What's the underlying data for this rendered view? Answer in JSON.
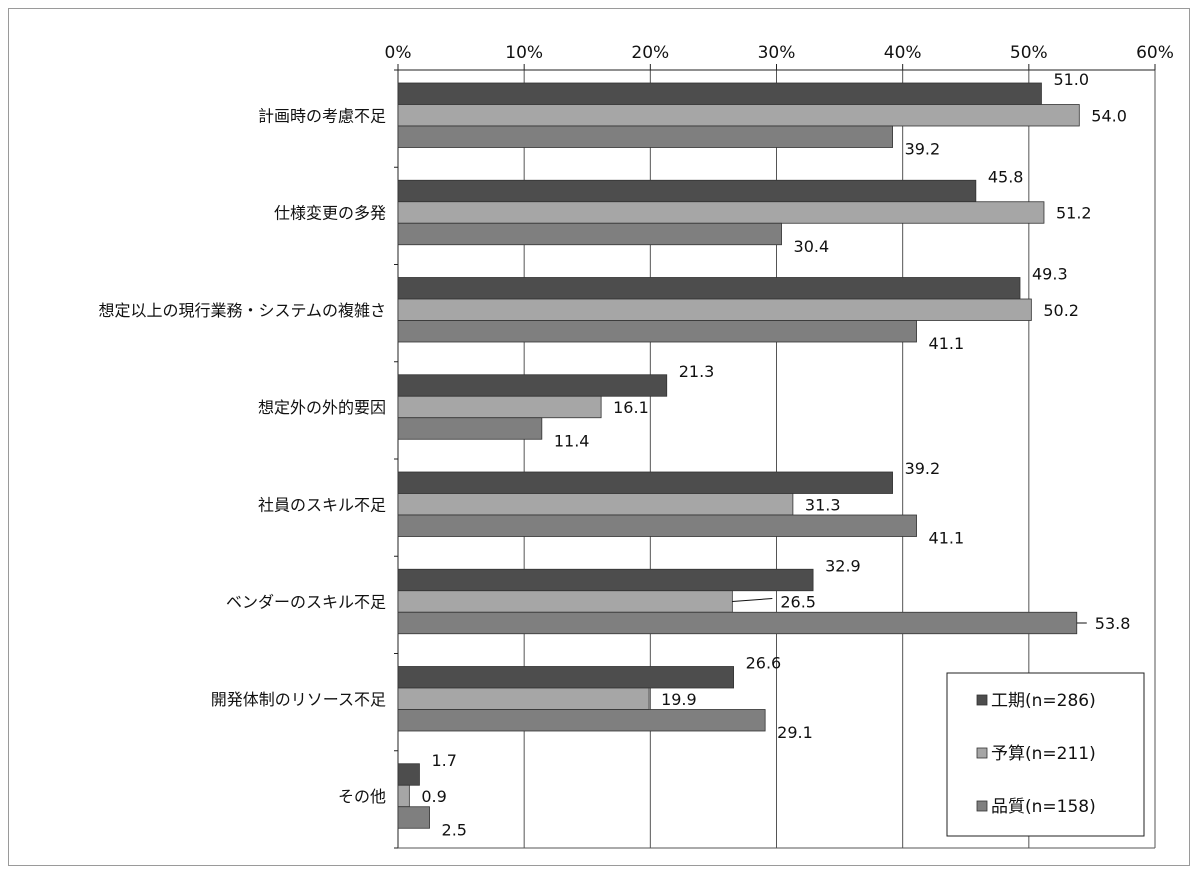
{
  "chart_data": {
    "type": "bar",
    "orientation": "horizontal",
    "xlim": [
      0,
      60
    ],
    "x_ticks": [
      "0%",
      "10%",
      "20%",
      "30%",
      "40%",
      "50%",
      "60%"
    ],
    "grid": true,
    "legend_position": "bottom-right",
    "categories": [
      "計画時の考慮不足",
      "仕様変更の多発",
      "想定以上の現行業務・システムの複雑さ",
      "想定外の外的要因",
      "社員のスキル不足",
      "ベンダーのスキル不足",
      "開発体制のリソース不足",
      "その他"
    ],
    "series": [
      {
        "name": "工期(n=286)",
        "color": "#4d4d4d",
        "values": [
          51.0,
          45.8,
          49.3,
          21.3,
          39.2,
          32.9,
          26.6,
          1.7
        ]
      },
      {
        "name": "予算(n=211)",
        "color": "#a6a6a6",
        "values": [
          54.0,
          51.2,
          50.2,
          16.1,
          31.3,
          26.5,
          19.9,
          0.9
        ]
      },
      {
        "name": "品質(n=158)",
        "color": "#7f7f7f",
        "values": [
          39.2,
          30.4,
          41.1,
          11.4,
          41.1,
          53.8,
          29.1,
          2.5
        ]
      }
    ],
    "value_labels": [
      [
        "51.0",
        "45.8",
        "49.3",
        "21.3",
        "39.2",
        "32.9",
        "26.6",
        "1.7"
      ],
      [
        "54.0",
        "51.2",
        "50.2",
        "16.1",
        "31.3",
        "26.5",
        "19.9",
        "0.9"
      ],
      [
        "39.2",
        "30.4",
        "41.1",
        "11.4",
        "41.1",
        "53.8",
        "29.1",
        "2.5"
      ]
    ]
  }
}
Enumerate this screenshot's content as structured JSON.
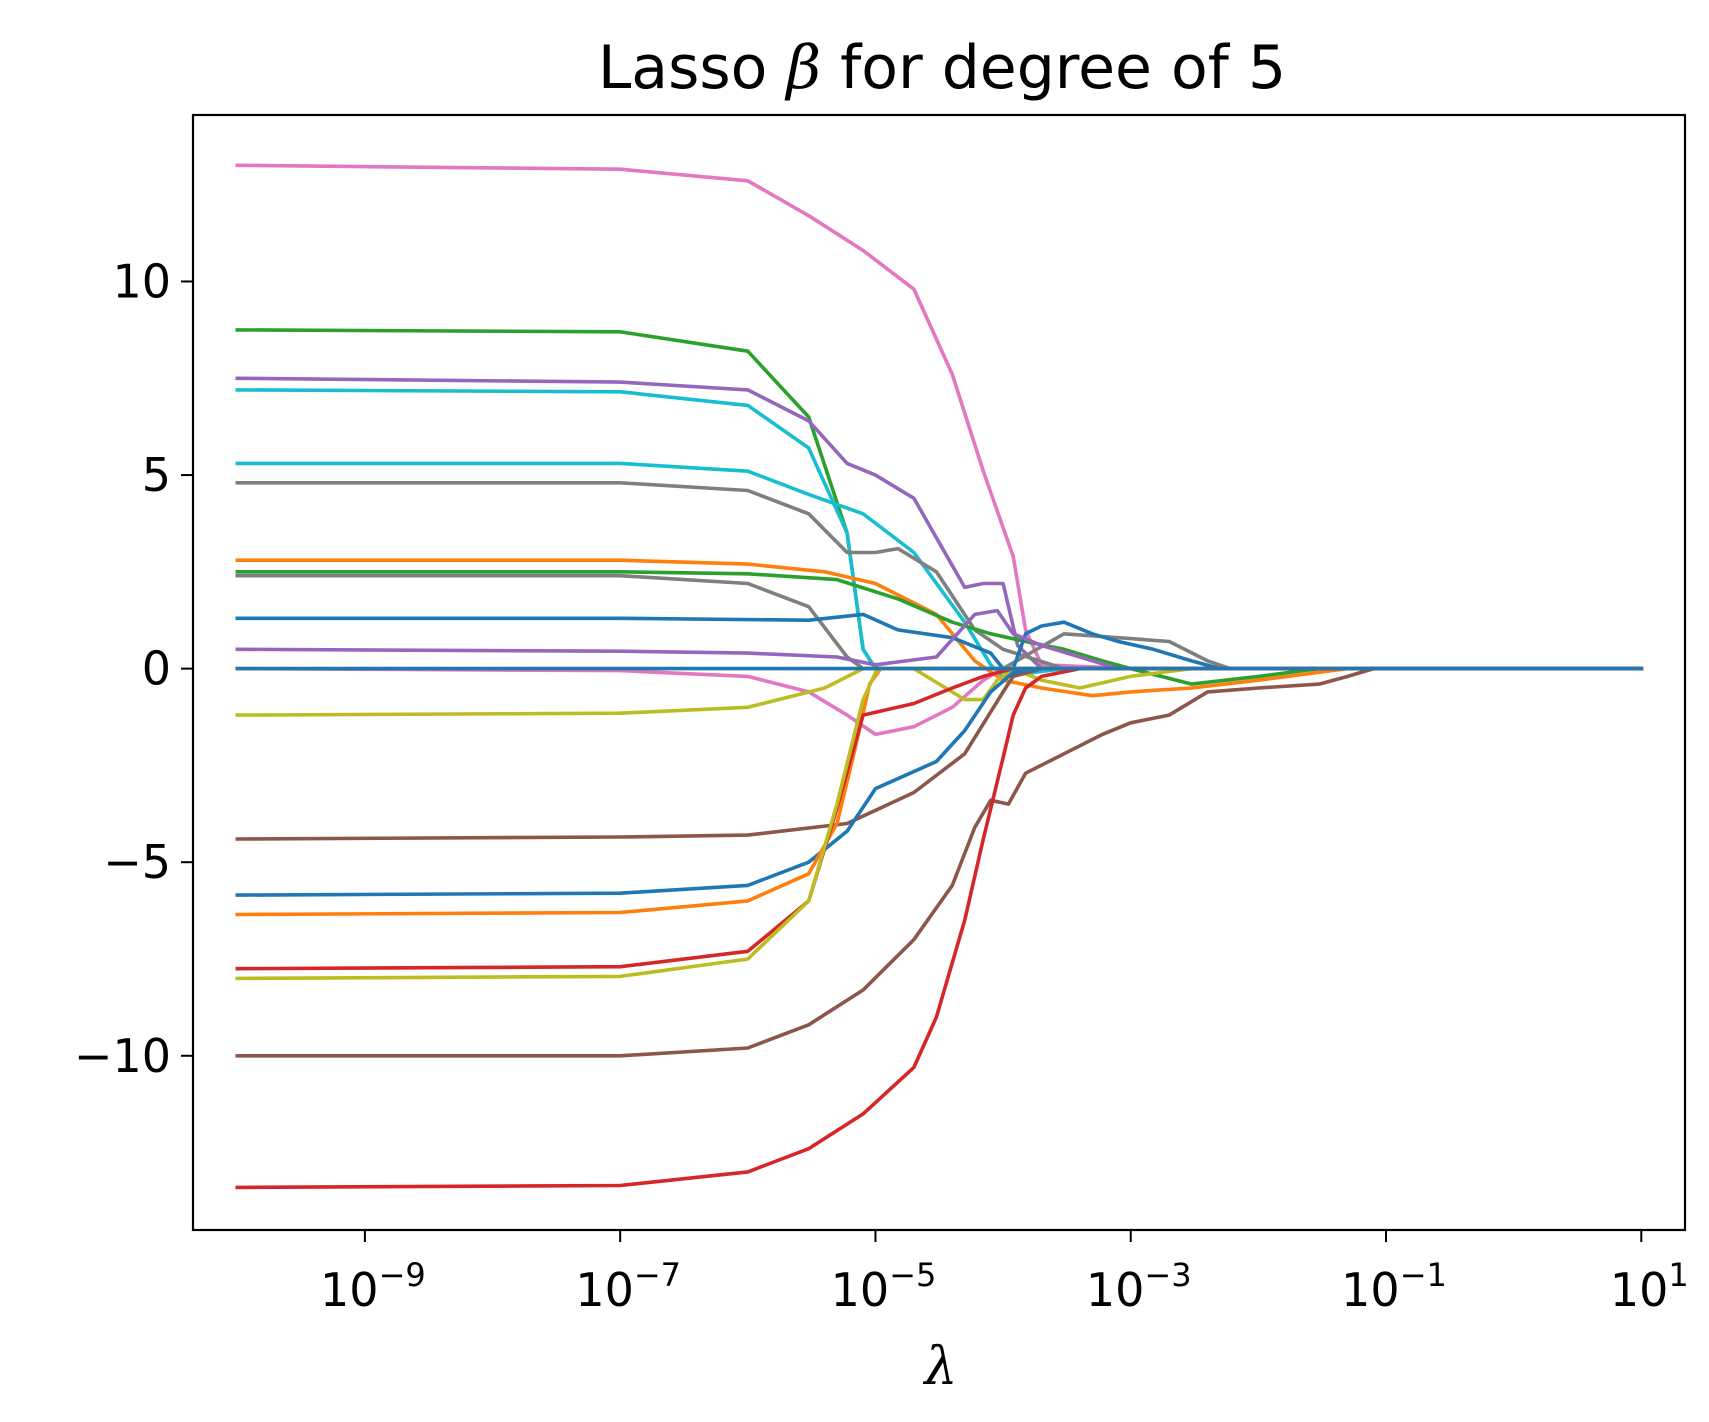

§ Exercise details: Transcribe all of the material exactly, leaving out whatever pictures it contains.

§ Result for this exercise:
What's the underlying data for this rendered view? Answer in JSON.
{
  "chart_data": {
    "type": "bar",
    "orientation": "horizontal",
    "xlim": [
      0,
      60
    ],
    "x_ticks": [
      "0%",
      "10%",
      "20%",
      "30%",
      "40%",
      "50%",
      "60%"
    ],
    "grid": true,
    "legend_position": "bottom-right",
    "categories": [
      "計画時の考慮不足",
      "仕様変更の多発",
      "想定以上の現行業務・システムの複雑さ",
      "想定外の外的要因",
      "社員のスキル不足",
      "ベンダーのスキル不足",
      "開発体制のリソース不足",
      "その他"
    ],
    "series": [
      {
        "name": "工期(n=286)",
        "color": "#4d4d4d",
        "values": [
          51.0,
          45.8,
          49.3,
          21.3,
          39.2,
          32.9,
          26.6,
          1.7
        ]
      },
      {
        "name": "予算(n=211)",
        "color": "#a6a6a6",
        "values": [
          54.0,
          51.2,
          50.2,
          16.1,
          31.3,
          26.5,
          19.9,
          0.9
        ]
      },
      {
        "name": "品質(n=158)",
        "color": "#7f7f7f",
        "values": [
          39.2,
          30.4,
          41.1,
          11.4,
          41.1,
          53.8,
          29.1,
          2.5
        ]
      }
    ],
    "value_labels": [
      [
        "51.0",
        "45.8",
        "49.3",
        "21.3",
        "39.2",
        "32.9",
        "26.6",
        "1.7"
      ],
      [
        "54.0",
        "51.2",
        "50.2",
        "16.1",
        "31.3",
        "26.5",
        "19.9",
        "0.9"
      ],
      [
        "39.2",
        "30.4",
        "41.1",
        "11.4",
        "41.1",
        "53.8",
        "29.1",
        "2.5"
      ]
    ]
  }
}
Enumerate this screenshot's content as structured JSON.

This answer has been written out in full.